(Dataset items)
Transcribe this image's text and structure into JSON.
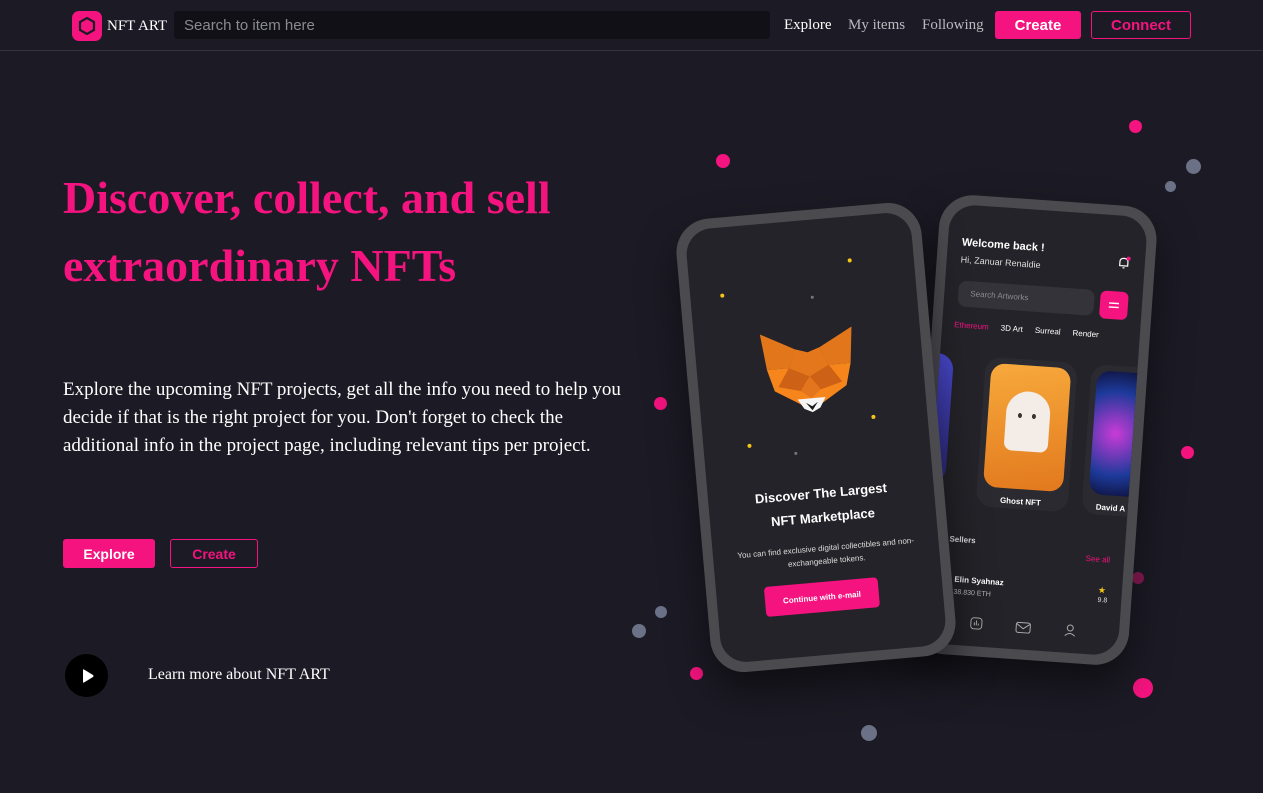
{
  "nav": {
    "brand": "NFT ART",
    "search_placeholder": "Search to item here",
    "links": [
      "Explore",
      "My items",
      "Following"
    ],
    "create_label": "Create",
    "connect_label": "Connect"
  },
  "hero": {
    "title_line1": "Discover, collect, and sell",
    "title_line2": "extraordinary NFTs",
    "description": "Explore the upcoming NFT projects, get all the info you need to help you decide if that is the right project for you. Don't forget to check the additional info in the project page, including relevant tips per project.",
    "explore_label": "Explore",
    "create_label": "Create",
    "learn_more": "Learn more about NFT ART"
  },
  "phone_back": {
    "welcome": "Welcome back !",
    "greeting": "Hi, Zanuar Renaldie",
    "search_placeholder": "Search Artworks",
    "tabs": [
      "Ethereum",
      "3D Art",
      "Surreal",
      "Render"
    ],
    "card_center_label": "Ghost NFT",
    "card_right_label": "David A",
    "sellers_label": "Top Sellers",
    "see_all": "See all",
    "seller_name": "Elin Syahnaz",
    "seller_eth": "38.830 ETH",
    "seller_rating": "9.8"
  },
  "phone_front": {
    "title_line1": "Discover The Largest",
    "title_line2": "NFT Marketplace",
    "subtitle": "You can find exclusive digital collectibles and non-exchangeable tokens.",
    "button": "Continue with e-mail"
  },
  "colors": {
    "accent": "#f5137f",
    "background": "#1c1b25",
    "search_bg": "#101016"
  }
}
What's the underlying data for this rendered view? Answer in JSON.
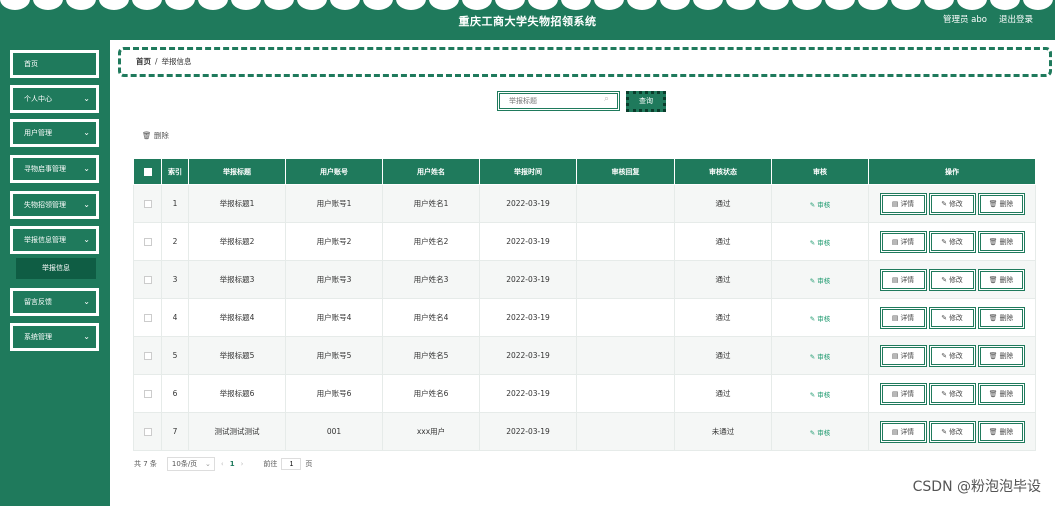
{
  "header": {
    "title": "重庆工商大学失物招领系统",
    "user": "管理员 abo",
    "logout": "退出登录"
  },
  "sidebar": {
    "items": [
      {
        "label": "首页",
        "chevron": false
      },
      {
        "label": "个人中心",
        "chevron": true
      },
      {
        "label": "用户管理",
        "chevron": true
      },
      {
        "label": "寻物启事管理",
        "chevron": true
      },
      {
        "label": "失物招领管理",
        "chevron": true
      },
      {
        "label": "举报信息管理",
        "chevron": true
      },
      {
        "label": "留言反馈",
        "chevron": true
      },
      {
        "label": "系统管理",
        "chevron": true
      }
    ],
    "submenu": "举报信息"
  },
  "breadcrumb": {
    "home": "首页",
    "current": "举报信息"
  },
  "search": {
    "placeholder": "举报标题",
    "button": "查询"
  },
  "bulk_delete": "删除",
  "table": {
    "headers": [
      "索引",
      "举报标题",
      "用户账号",
      "用户姓名",
      "举报时间",
      "审核回复",
      "审核状态",
      "审核",
      "操作"
    ],
    "rows": [
      {
        "index": "1",
        "title": "举报标题1",
        "account": "用户账号1",
        "name": "用户姓名1",
        "time": "2022-03-19",
        "reply": "",
        "status": "通过"
      },
      {
        "index": "2",
        "title": "举报标题2",
        "account": "用户账号2",
        "name": "用户姓名2",
        "time": "2022-03-19",
        "reply": "",
        "status": "通过"
      },
      {
        "index": "3",
        "title": "举报标题3",
        "account": "用户账号3",
        "name": "用户姓名3",
        "time": "2022-03-19",
        "reply": "",
        "status": "通过"
      },
      {
        "index": "4",
        "title": "举报标题4",
        "account": "用户账号4",
        "name": "用户姓名4",
        "time": "2022-03-19",
        "reply": "",
        "status": "通过"
      },
      {
        "index": "5",
        "title": "举报标题5",
        "account": "用户账号5",
        "name": "用户姓名5",
        "time": "2022-03-19",
        "reply": "",
        "status": "通过"
      },
      {
        "index": "6",
        "title": "举报标题6",
        "account": "用户账号6",
        "name": "用户姓名6",
        "time": "2022-03-19",
        "reply": "",
        "status": "通过"
      },
      {
        "index": "7",
        "title": "测试测试测试",
        "account": "001",
        "name": "xxx用户",
        "time": "2022-03-19",
        "reply": "",
        "status": "未通过"
      }
    ],
    "audit_label": "审核",
    "actions": {
      "detail": "详情",
      "edit": "修改",
      "delete": "删除"
    }
  },
  "pagination": {
    "total": "共 7 条",
    "page_size": "10条/页",
    "current": "1",
    "goto": "前往",
    "goto_value": "1",
    "page_suffix": "页"
  },
  "watermark": "CSDN @粉泡泡毕设",
  "colors": {
    "primary": "#1f7a5c",
    "dark": "#0f5d44"
  }
}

- [Your instructions]:
Omit the pictures, and quote the material above exactly as given.

- [Exercise output]:
Transcribe this image's text and structure into JSON.
{
  "nav": {
    "brand": "NFT ART",
    "search_placeholder": "Search to item here",
    "links": [
      "Explore",
      "My items",
      "Following"
    ],
    "create_label": "Create",
    "connect_label": "Connect"
  },
  "hero": {
    "title_line1": "Discover, collect, and sell",
    "title_line2": "extraordinary NFTs",
    "description": "Explore the upcoming NFT projects, get all the info you need to help you decide if that is the right project for you. Don't forget to check the additional info in the project page, including relevant tips per project.",
    "explore_label": "Explore",
    "create_label": "Create",
    "learn_more": "Learn more about NFT ART"
  },
  "phone_back": {
    "welcome": "Welcome back !",
    "greeting": "Hi, Zanuar Renaldie",
    "search_placeholder": "Search Artworks",
    "tabs": [
      "Ethereum",
      "3D Art",
      "Surreal",
      "Render"
    ],
    "card_center_label": "Ghost NFT",
    "card_right_label": "David A",
    "sellers_label": "Top Sellers",
    "see_all": "See all",
    "seller_name": "Elin Syahnaz",
    "seller_eth": "38.830 ETH",
    "seller_rating": "9.8"
  },
  "phone_front": {
    "title_line1": "Discover The Largest",
    "title_line2": "NFT Marketplace",
    "subtitle": "You can find exclusive digital collectibles and non-exchangeable tokens.",
    "button": "Continue with e-mail"
  },
  "colors": {
    "accent": "#f5137f",
    "background": "#1c1b25",
    "search_bg": "#101016"
  }
}
What's the underlying data for this rendered view? Answer in JSON.
{
  "header": {
    "title": "重庆工商大学失物招领系统",
    "user": "管理员 abo",
    "logout": "退出登录"
  },
  "sidebar": {
    "items": [
      {
        "label": "首页",
        "chevron": false
      },
      {
        "label": "个人中心",
        "chevron": true
      },
      {
        "label": "用户管理",
        "chevron": true
      },
      {
        "label": "寻物启事管理",
        "chevron": true
      },
      {
        "label": "失物招领管理",
        "chevron": true
      },
      {
        "label": "举报信息管理",
        "chevron": true
      },
      {
        "label": "留言反馈",
        "chevron": true
      },
      {
        "label": "系统管理",
        "chevron": true
      }
    ],
    "submenu": "举报信息"
  },
  "breadcrumb": {
    "home": "首页",
    "current": "举报信息"
  },
  "search": {
    "placeholder": "举报标题",
    "button": "查询"
  },
  "bulk_delete": "删除",
  "table": {
    "headers": [
      "索引",
      "举报标题",
      "用户账号",
      "用户姓名",
      "举报时间",
      "审核回复",
      "审核状态",
      "审核",
      "操作"
    ],
    "rows": [
      {
        "index": "1",
        "title": "举报标题1",
        "account": "用户账号1",
        "name": "用户姓名1",
        "time": "2022-03-19",
        "reply": "",
        "status": "通过"
      },
      {
        "index": "2",
        "title": "举报标题2",
        "account": "用户账号2",
        "name": "用户姓名2",
        "time": "2022-03-19",
        "reply": "",
        "status": "通过"
      },
      {
        "index": "3",
        "title": "举报标题3",
        "account": "用户账号3",
        "name": "用户姓名3",
        "time": "2022-03-19",
        "reply": "",
        "status": "通过"
      },
      {
        "index": "4",
        "title": "举报标题4",
        "account": "用户账号4",
        "name": "用户姓名4",
        "time": "2022-03-19",
        "reply": "",
        "status": "通过"
      },
      {
        "index": "5",
        "title": "举报标题5",
        "account": "用户账号5",
        "name": "用户姓名5",
        "time": "2022-03-19",
        "reply": "",
        "status": "通过"
      },
      {
        "index": "6",
        "title": "举报标题6",
        "account": "用户账号6",
        "name": "用户姓名6",
        "time": "2022-03-19",
        "reply": "",
        "status": "通过"
      },
      {
        "index": "7",
        "title": "测试测试测试",
        "account": "001",
        "name": "xxx用户",
        "time": "2022-03-19",
        "reply": "",
        "status": "未通过"
      }
    ],
    "audit_label": "审核",
    "actions": {
      "detail": "详情",
      "edit": "修改",
      "delete": "删除"
    }
  },
  "pagination": {
    "total": "共 7 条",
    "page_size": "10条/页",
    "current": "1",
    "goto": "前往",
    "goto_value": "1",
    "page_suffix": "页"
  },
  "watermark": "CSDN @粉泡泡毕设",
  "colors": {
    "primary": "#1f7a5c",
    "dark": "#0f5d44"
  }
}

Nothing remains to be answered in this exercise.